> _EXERCISE_
Return the records exactly as they are.

* Begin THE DATA *

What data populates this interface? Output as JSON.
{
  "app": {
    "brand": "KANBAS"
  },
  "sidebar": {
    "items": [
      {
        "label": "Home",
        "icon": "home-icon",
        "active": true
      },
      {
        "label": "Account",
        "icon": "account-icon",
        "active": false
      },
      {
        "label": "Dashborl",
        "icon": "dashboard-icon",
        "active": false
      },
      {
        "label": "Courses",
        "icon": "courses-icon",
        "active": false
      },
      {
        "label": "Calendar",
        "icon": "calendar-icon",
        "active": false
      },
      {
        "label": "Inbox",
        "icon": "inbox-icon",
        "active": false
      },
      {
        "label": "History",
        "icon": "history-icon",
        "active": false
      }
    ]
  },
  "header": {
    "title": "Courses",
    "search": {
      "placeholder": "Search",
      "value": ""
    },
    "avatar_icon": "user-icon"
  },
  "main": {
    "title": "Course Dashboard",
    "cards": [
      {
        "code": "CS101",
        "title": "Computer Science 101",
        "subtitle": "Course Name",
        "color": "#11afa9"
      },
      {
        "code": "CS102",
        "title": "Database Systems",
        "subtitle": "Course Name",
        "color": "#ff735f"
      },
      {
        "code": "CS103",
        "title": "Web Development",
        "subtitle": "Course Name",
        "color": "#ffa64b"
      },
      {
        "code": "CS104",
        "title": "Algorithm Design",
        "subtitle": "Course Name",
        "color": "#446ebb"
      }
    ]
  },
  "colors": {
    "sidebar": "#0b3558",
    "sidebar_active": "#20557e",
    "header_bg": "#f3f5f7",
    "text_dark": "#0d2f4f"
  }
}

* End THE DATA *

> _SOLUTION BELOW_
What data populates this interface? Output as JSON.
{
  "app": {
    "brand": "KANBAS"
  },
  "sidebar": {
    "items": [
      {
        "label": "Home",
        "icon": "home-icon",
        "active": true
      },
      {
        "label": "Account",
        "icon": "account-icon",
        "active": false
      },
      {
        "label": "Dashborl",
        "icon": "dashboard-icon",
        "active": false
      },
      {
        "label": "Courses",
        "icon": "courses-icon",
        "active": false
      },
      {
        "label": "Calendar",
        "icon": "calendar-icon",
        "active": false
      },
      {
        "label": "Inbox",
        "icon": "inbox-icon",
        "active": false
      },
      {
        "label": "History",
        "icon": "history-icon",
        "active": false
      }
    ]
  },
  "header": {
    "title": "Courses",
    "search": {
      "placeholder": "Search",
      "value": ""
    },
    "avatar_icon": "user-icon"
  },
  "main": {
    "title": "Course Dashboard",
    "cards": [
      {
        "code": "CS101",
        "title": "Computer Science 101",
        "subtitle": "Course Name",
        "color": "#11afa9"
      },
      {
        "code": "CS102",
        "title": "Database Systems",
        "subtitle": "Course Name",
        "color": "#ff735f"
      },
      {
        "code": "CS103",
        "title": "Web Development",
        "subtitle": "Course Name",
        "color": "#ffa64b"
      },
      {
        "code": "CS104",
        "title": "Algorithm Design",
        "subtitle": "Course Name",
        "color": "#446ebb"
      }
    ]
  },
  "colors": {
    "sidebar": "#0b3558",
    "sidebar_active": "#20557e",
    "header_bg": "#f3f5f7",
    "text_dark": "#0d2f4f"
  }
}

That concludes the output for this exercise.